5 Best Breakfast Foods to Boost Your Metabolism, Say Experts
They say breakfast is the most important meal — and indeed, dietitians say that what you eat first thing can make a big difference in your energy levels, satiation, focus and concentration, and even your metabolism throughout the day. But not all breakfast foods are created equal if you’re looking to rev up your metabolism.
“When you have a healthy metabolism, you may find it easy to lose or maintain a healthy weight, feel energized all day, and not get hungry soon after eating,” explains Wendy Lord, RD and consultant for Sensible Digs.
In order to achieve a healthy metabolism, Lord recommends aiming for a balanced diet. Getting a variety of micronutrients in the form of vitamins, minerals, and phytonutrients can support the body’s metabolic processes.
With that in mind, here are some metabolism-boosting foods you’ll want to add to your plate in the morning.
Johna Burdeos, RD, notes that protein-rich foods like eggs have a higher thermic effect than carbohydrates and fat. That means it takes more energy to digest, allowing you to burn more calories while your body processes it. In fact, a 2014 review found that protein can increase your metabolic rate by 15% to 30%.

Supplied information:
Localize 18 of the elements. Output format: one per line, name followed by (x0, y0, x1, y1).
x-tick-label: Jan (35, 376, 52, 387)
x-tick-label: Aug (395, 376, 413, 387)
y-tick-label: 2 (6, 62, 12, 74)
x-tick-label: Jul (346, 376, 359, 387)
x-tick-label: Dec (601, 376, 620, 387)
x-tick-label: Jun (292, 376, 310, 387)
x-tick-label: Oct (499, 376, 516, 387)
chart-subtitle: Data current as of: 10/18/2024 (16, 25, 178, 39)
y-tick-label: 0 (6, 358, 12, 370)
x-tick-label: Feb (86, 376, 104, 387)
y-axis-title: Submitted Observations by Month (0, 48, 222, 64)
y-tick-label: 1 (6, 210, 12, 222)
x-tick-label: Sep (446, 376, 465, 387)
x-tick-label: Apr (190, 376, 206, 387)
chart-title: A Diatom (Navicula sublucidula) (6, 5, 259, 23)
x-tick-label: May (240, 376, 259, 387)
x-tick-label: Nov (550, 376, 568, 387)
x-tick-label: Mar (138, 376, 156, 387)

Problems and tasks:
A. In the article on breakfast foods and metabolism, rewrite the paragraph beginning "Johna Burdeos, RD, notes" more briefly, keeping its main facts.
B. According to the article on breakfast foods and metabolism, what does Wendy Lord recommend aiming for to achieve a healthy metabolism?

Answers for the exercise:
A. Johna Burdeos, RD, says protein-rich foods like eggs have a higher thermic effect than carbohydrates and fat, so digesting them takes more energy and burns more calories. A 2014 review found that protein can raise metabolic rate by 15% to 30%.

B. A balanced diet.